>> START EXERCISE MATERIALS

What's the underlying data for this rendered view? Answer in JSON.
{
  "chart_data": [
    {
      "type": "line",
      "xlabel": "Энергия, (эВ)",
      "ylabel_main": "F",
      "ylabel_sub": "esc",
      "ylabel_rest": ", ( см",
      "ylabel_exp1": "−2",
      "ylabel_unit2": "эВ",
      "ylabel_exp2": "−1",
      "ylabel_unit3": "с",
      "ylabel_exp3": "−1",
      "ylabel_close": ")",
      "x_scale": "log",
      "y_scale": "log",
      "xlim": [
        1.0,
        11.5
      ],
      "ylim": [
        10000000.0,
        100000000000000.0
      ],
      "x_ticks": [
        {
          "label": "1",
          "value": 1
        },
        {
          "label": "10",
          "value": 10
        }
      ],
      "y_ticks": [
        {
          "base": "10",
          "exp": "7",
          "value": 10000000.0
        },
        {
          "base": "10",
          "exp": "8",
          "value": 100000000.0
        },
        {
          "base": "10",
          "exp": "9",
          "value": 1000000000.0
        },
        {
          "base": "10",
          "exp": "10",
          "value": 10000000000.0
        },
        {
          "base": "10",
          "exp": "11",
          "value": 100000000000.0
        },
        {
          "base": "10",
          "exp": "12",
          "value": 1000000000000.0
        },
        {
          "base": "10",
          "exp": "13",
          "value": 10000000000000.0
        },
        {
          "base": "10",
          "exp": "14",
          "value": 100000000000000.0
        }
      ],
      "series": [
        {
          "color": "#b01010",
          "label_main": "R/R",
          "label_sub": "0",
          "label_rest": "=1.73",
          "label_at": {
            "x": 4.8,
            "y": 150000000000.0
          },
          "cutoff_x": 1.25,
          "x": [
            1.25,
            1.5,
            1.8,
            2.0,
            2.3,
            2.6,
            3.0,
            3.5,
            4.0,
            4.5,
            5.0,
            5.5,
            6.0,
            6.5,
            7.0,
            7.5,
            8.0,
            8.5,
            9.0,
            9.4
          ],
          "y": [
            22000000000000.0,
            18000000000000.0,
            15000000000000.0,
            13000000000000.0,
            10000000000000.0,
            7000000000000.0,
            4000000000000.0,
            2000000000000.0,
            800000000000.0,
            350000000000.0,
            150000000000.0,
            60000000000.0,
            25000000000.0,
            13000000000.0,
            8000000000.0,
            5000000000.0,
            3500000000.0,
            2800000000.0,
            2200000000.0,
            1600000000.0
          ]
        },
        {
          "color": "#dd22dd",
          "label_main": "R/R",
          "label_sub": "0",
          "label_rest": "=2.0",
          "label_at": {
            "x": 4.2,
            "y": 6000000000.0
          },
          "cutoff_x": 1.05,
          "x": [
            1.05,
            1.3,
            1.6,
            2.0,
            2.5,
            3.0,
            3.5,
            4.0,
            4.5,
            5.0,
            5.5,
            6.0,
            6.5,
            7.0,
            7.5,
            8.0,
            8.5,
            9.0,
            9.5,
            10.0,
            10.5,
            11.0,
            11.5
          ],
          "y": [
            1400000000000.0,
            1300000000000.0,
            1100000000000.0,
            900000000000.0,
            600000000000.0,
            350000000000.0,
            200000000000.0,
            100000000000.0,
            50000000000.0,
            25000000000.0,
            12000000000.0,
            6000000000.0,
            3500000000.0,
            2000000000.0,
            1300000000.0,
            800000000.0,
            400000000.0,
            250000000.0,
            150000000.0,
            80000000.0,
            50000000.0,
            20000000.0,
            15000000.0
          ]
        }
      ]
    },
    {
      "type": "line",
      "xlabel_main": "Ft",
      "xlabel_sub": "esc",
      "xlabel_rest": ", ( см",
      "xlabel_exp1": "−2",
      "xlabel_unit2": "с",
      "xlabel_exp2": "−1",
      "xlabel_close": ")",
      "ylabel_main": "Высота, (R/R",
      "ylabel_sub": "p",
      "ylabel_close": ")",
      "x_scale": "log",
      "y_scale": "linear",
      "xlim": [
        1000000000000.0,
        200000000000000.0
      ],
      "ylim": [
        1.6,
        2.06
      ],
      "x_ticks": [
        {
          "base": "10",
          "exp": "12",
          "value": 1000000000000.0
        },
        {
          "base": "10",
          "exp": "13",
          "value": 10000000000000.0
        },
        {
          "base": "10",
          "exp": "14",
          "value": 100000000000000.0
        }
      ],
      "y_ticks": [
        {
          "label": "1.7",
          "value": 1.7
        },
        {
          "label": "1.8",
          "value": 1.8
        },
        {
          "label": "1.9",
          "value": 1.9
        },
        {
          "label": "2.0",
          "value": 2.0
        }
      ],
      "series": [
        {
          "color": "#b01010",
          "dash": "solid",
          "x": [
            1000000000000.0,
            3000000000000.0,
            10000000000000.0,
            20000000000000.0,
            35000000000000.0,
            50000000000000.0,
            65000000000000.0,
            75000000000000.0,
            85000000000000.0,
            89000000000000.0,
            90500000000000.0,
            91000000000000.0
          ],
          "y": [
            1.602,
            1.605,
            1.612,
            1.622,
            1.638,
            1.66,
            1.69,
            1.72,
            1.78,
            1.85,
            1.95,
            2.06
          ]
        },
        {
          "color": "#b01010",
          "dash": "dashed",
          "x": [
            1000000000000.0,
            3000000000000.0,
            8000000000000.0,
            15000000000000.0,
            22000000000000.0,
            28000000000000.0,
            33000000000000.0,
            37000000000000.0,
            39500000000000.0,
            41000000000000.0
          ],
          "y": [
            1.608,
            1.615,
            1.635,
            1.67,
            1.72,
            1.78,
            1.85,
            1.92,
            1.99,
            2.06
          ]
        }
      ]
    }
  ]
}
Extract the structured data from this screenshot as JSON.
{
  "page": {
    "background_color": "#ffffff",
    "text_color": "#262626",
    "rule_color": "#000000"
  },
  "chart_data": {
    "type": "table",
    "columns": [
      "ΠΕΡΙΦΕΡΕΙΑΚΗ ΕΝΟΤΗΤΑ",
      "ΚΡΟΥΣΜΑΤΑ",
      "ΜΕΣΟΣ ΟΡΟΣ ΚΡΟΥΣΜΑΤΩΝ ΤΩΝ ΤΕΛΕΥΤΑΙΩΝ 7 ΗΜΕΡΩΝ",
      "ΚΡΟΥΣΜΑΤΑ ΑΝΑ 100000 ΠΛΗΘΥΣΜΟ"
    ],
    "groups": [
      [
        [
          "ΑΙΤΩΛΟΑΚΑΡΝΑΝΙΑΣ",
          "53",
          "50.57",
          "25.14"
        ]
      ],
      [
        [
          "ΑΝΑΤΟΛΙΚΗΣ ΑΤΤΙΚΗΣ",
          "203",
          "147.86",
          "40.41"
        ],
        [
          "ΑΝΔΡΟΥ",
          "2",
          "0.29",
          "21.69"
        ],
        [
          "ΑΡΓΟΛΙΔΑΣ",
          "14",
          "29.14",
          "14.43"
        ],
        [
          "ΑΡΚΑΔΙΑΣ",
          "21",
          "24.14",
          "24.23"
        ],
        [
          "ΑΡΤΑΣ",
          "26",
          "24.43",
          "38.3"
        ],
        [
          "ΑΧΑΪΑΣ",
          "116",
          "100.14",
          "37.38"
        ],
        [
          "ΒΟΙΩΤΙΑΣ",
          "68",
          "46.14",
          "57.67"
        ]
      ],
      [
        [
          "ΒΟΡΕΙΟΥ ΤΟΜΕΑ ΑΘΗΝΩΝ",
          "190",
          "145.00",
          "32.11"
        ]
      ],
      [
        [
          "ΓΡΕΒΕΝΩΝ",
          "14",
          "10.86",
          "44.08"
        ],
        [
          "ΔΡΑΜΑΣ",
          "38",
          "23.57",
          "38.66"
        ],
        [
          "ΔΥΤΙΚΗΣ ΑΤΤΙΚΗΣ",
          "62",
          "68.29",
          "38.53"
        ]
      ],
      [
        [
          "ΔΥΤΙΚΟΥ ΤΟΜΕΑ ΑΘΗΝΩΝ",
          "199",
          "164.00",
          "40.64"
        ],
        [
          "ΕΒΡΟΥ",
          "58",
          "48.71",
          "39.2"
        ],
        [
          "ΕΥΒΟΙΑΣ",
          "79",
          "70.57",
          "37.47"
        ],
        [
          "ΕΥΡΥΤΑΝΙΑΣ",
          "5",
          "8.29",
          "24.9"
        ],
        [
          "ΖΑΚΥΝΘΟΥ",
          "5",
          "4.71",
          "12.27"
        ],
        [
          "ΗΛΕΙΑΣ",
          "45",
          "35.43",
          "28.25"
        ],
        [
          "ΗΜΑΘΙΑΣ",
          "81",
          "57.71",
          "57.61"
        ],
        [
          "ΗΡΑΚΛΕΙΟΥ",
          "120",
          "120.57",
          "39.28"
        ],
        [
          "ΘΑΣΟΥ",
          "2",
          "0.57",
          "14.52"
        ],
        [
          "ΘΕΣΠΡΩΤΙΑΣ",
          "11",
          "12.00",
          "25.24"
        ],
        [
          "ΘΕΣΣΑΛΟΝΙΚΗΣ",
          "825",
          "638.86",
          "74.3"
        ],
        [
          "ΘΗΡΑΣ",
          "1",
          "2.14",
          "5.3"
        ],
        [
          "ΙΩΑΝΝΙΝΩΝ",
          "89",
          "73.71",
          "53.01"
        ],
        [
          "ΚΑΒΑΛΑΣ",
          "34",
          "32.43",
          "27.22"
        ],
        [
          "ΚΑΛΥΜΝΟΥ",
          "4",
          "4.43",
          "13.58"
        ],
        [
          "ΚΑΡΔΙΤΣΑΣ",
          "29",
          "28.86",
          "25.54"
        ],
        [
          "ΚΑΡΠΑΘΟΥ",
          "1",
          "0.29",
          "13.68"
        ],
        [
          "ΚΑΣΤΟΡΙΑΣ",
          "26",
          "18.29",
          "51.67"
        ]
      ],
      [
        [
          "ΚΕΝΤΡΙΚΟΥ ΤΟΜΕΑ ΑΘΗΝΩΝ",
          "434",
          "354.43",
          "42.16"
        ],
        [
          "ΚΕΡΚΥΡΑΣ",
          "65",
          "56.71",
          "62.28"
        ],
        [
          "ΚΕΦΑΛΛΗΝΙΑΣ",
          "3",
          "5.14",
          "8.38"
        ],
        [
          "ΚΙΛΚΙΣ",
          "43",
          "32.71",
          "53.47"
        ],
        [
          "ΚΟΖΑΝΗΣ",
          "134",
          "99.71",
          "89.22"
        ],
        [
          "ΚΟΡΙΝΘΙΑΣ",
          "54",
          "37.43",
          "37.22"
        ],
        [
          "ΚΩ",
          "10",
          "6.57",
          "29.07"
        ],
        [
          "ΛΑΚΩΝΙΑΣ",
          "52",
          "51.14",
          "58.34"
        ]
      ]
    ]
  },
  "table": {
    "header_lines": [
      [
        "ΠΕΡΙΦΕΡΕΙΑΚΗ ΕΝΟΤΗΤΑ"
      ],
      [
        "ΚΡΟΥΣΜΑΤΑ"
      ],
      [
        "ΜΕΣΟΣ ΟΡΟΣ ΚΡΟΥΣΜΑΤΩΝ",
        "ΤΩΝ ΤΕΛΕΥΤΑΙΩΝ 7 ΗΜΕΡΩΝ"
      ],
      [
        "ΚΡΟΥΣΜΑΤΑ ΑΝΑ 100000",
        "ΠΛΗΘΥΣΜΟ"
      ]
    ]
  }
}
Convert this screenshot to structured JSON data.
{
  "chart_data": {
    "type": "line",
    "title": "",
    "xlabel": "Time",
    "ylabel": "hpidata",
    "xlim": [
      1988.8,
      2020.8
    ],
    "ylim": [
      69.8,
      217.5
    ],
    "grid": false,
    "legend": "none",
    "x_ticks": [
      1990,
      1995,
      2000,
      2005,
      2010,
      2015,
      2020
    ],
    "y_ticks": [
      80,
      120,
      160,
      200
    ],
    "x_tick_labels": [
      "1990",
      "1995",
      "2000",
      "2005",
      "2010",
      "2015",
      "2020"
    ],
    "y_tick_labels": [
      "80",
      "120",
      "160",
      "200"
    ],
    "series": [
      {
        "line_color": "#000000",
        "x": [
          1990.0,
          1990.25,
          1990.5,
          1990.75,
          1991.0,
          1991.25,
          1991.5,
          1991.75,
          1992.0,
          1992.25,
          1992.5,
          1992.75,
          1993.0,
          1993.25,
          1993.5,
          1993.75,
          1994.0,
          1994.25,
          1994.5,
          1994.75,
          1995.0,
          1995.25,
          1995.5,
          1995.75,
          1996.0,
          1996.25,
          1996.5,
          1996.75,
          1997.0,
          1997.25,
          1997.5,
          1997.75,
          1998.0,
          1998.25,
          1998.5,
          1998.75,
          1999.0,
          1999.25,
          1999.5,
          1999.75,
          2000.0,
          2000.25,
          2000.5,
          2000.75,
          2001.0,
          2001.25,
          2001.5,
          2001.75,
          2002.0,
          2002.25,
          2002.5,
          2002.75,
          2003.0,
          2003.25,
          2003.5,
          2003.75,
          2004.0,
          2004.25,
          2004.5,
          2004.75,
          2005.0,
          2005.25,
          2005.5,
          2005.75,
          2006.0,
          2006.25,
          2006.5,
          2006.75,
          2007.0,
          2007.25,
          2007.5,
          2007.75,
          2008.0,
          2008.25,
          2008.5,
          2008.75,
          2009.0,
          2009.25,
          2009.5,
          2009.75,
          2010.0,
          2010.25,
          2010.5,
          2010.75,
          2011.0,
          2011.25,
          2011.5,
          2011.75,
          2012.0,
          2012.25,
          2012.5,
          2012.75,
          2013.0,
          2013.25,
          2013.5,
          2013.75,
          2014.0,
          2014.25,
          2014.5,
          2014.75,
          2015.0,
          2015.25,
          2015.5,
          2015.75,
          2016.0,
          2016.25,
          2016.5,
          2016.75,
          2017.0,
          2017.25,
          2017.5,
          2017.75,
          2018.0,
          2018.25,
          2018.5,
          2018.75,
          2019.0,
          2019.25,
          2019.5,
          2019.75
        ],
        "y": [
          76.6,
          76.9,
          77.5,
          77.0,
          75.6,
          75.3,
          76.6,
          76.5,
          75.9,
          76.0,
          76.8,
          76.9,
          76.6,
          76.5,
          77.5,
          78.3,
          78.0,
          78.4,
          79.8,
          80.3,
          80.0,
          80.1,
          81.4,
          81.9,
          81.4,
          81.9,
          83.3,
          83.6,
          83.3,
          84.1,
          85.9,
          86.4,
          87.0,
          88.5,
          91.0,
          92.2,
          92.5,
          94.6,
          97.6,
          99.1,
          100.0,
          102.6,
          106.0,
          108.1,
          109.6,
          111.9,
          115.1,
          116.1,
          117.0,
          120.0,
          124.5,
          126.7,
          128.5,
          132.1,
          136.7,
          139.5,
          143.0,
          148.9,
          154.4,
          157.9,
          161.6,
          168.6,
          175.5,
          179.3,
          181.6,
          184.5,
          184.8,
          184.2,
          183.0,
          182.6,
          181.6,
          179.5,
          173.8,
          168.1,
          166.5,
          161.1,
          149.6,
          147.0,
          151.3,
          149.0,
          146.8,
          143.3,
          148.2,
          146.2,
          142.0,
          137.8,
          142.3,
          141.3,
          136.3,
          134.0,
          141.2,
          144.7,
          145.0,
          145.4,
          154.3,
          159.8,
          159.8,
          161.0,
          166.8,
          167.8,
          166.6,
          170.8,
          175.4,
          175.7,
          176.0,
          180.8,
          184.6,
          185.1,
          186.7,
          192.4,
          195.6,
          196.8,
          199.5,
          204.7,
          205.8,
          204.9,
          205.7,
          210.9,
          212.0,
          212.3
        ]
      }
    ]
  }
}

>> END EXERCISE MATERIALS

◆ REQUIREMENTS
Report how many lines of the preceding records include "ΤΕΛΕΥΤΑΙΩΝ". Output the number only.

◆ FINISHED EXERCISE
2